*** Input data ***

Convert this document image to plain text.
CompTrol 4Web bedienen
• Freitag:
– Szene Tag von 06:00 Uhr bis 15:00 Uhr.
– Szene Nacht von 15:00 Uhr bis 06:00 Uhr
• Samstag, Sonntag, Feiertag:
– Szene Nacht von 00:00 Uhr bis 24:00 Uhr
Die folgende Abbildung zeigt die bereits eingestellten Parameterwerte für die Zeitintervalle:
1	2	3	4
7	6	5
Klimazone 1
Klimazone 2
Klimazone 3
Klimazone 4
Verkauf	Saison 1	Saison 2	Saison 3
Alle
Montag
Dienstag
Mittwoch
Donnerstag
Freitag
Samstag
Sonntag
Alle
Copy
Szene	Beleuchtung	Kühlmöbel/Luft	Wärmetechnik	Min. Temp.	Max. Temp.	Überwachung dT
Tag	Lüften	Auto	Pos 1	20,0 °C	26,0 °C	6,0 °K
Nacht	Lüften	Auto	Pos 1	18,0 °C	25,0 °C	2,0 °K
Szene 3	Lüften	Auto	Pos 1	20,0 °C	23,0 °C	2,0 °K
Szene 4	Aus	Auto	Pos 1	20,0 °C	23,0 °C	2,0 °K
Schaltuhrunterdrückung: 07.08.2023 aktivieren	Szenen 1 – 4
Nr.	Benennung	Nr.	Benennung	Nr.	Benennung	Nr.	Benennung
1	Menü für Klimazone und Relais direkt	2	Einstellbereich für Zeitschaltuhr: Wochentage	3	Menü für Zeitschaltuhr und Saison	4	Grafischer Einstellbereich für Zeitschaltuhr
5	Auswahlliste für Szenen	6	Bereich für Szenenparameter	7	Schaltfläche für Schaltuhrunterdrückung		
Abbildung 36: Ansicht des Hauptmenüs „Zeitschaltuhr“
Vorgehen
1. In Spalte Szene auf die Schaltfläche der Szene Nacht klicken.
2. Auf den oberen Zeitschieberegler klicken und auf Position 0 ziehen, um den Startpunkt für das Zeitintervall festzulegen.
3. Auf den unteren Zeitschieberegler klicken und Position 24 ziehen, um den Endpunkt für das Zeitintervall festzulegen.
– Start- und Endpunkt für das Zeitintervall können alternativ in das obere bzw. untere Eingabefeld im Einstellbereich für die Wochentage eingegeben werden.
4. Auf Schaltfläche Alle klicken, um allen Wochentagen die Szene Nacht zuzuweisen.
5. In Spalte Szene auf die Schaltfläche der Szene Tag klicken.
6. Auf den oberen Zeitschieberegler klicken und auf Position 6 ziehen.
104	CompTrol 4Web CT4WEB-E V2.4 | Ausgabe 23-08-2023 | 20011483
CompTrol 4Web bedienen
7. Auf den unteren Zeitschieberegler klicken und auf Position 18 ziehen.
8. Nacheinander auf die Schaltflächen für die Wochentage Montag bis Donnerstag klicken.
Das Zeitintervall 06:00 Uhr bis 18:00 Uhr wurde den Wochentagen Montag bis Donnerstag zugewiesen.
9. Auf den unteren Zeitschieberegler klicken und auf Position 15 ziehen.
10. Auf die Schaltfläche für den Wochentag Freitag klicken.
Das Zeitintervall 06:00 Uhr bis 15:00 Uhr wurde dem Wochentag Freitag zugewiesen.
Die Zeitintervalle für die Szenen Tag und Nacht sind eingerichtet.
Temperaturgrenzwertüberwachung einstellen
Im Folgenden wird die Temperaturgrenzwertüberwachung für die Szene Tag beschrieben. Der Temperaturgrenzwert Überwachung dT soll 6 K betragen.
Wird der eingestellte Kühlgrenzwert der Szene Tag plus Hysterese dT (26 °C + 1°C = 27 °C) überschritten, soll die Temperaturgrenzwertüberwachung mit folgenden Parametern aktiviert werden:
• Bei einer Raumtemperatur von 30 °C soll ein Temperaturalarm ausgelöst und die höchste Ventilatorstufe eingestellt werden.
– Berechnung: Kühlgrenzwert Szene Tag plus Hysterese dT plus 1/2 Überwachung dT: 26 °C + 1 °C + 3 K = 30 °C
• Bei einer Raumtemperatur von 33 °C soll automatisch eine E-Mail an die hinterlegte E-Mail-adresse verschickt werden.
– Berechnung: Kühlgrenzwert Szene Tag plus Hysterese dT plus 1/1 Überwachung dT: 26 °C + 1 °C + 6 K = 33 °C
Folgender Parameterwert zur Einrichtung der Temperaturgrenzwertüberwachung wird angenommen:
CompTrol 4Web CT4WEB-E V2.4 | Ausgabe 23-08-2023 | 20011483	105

***

Return all of the material verbatim, with no line left out.

**Solution to this exercise:**
Convert this document image to plain text.
CompTrol 4Web bedienen
• Freitag:
– Szene Tag von 06:00 Uhr bis 15:00 Uhr.
– Szene Nacht von 15:00 Uhr bis 06:00 Uhr
• Samstag, Sonntag, Feiertag:
– Szene Nacht von 00:00 Uhr bis 24:00 Uhr
Die folgende Abbildung zeigt die bereits eingestellten Parameterwerte für die Zeitintervalle:
1	2	3	4
7	6	5
Klimazone 1
Klimazone 2
Klimazone 3
Klimazone 4
Verkauf	Saison 1	Saison 2	Saison 3
Alle
Montag
Dienstag
Mittwoch
Donnerstag
Freitag
Samstag
Sonntag
Alle
Copy
Szene	Beleuchtung	Kühlmöbel/Luft	Wärmetechnik	Min. Temp.	Max. Temp.	Überwachung dT
Tag	Lüften	Auto	Pos 1	20,0 °C	26,0 °C	6,0 °K
Nacht	Lüften	Auto	Pos 1	18,0 °C	25,0 °C	2,0 °K
Szene 3	Lüften	Auto	Pos 1	20,0 °C	23,0 °C	2,0 °K
Szene 4	Aus	Auto	Pos 1	20,0 °C	23,0 °C	2,0 °K
Schaltuhrunterdrückung: 07.08.2023 aktivieren	Szenen 1 – 4
Nr.	Benennung	Nr.	Benennung	Nr.	Benennung	Nr.	Benennung
1	Menü für Klimazone und Relais direkt	2	Einstellbereich für Zeitschaltuhr: Wochentage	3	Menü für Zeitschaltuhr und Saison	4	Grafischer Einstellbereich für Zeitschaltuhr
5	Auswahlliste für Szenen	6	Bereich für Szenenparameter	7	Schaltfläche für Schaltuhrunterdrückung		
Abbildung 36: Ansicht des Hauptmenüs „Zeitschaltuhr“
Vorgehen
1. In Spalte Szene auf die Schaltfläche der Szene Nacht klicken.
2. Auf den oberen Zeitschieberegler klicken und auf Position 0 ziehen, um den Startpunkt für das Zeitintervall festzulegen.
3. Auf den unteren Zeitschieberegler klicken und Position 24 ziehen, um den Endpunkt für das Zeitintervall festzulegen.
– Start- und Endpunkt für das Zeitintervall können alternativ in das obere bzw. untere Eingabefeld im Einstellbereich für die Wochentage eingegeben werden.
4. Auf Schaltfläche Alle klicken, um allen Wochentagen die Szene Nacht zuzuweisen.
5. In Spalte Szene auf die Schaltfläche der Szene Tag klicken.
6. Auf den oberen Zeitschieberegler klicken und auf Position 6 ziehen.
104	CompTrol 4Web CT4WEB-E V2.4 | Ausgabe 23-08-2023 | 20011483
CompTrol 4Web bedienen
7. Auf den unteren Zeitschieberegler klicken und auf Position 18 ziehen.
8. Nacheinander auf die Schaltflächen für die Wochentage Montag bis Donnerstag klicken.
Das Zeitintervall 06:00 Uhr bis 18:00 Uhr wurde den Wochentagen Montag bis Donnerstag zugewiesen.
9. Auf den unteren Zeitschieberegler klicken und auf Position 15 ziehen.
10. Auf die Schaltfläche für den Wochentag Freitag klicken.
Das Zeitintervall 06:00 Uhr bis 15:00 Uhr wurde dem Wochentag Freitag zugewiesen.
Die Zeitintervalle für die Szenen Tag und Nacht sind eingerichtet.
Temperaturgrenzwertüberwachung einstellen
Im Folgenden wird die Temperaturgrenzwertüberwachung für die Szene Tag beschrieben. Der Temperaturgrenzwert Überwachung dT soll 6 K betragen.
Wird der eingestellte Kühlgrenzwert der Szene Tag plus Hysterese dT (26 °C + 1°C = 27 °C) überschritten, soll die Temperaturgrenzwertüberwachung mit folgenden Parametern aktiviert werden:
• Bei einer Raumtemperatur von 30 °C soll ein Temperaturalarm ausgelöst und die höchste Ventilatorstufe eingestellt werden.
– Berechnung: Kühlgrenzwert Szene Tag plus Hysterese dT plus 1/2 Überwachung dT: 26 °C + 1 °C + 3 K = 30 °C
• Bei einer Raumtemperatur von 33 °C soll automatisch eine E-Mail an die hinterlegte E-Mail-adresse verschickt werden.
– Berechnung: Kühlgrenzwert Szene Tag plus Hysterese dT plus 1/1 Überwachung dT: 26 °C + 1 °C + 6 K = 33 °C
Folgender Parameterwert zur Einrichtung der Temperaturgrenzwertüberwachung wird angenommen:
CompTrol 4Web CT4WEB-E V2.4 | Ausgabe 23-08-2023 | 20011483	105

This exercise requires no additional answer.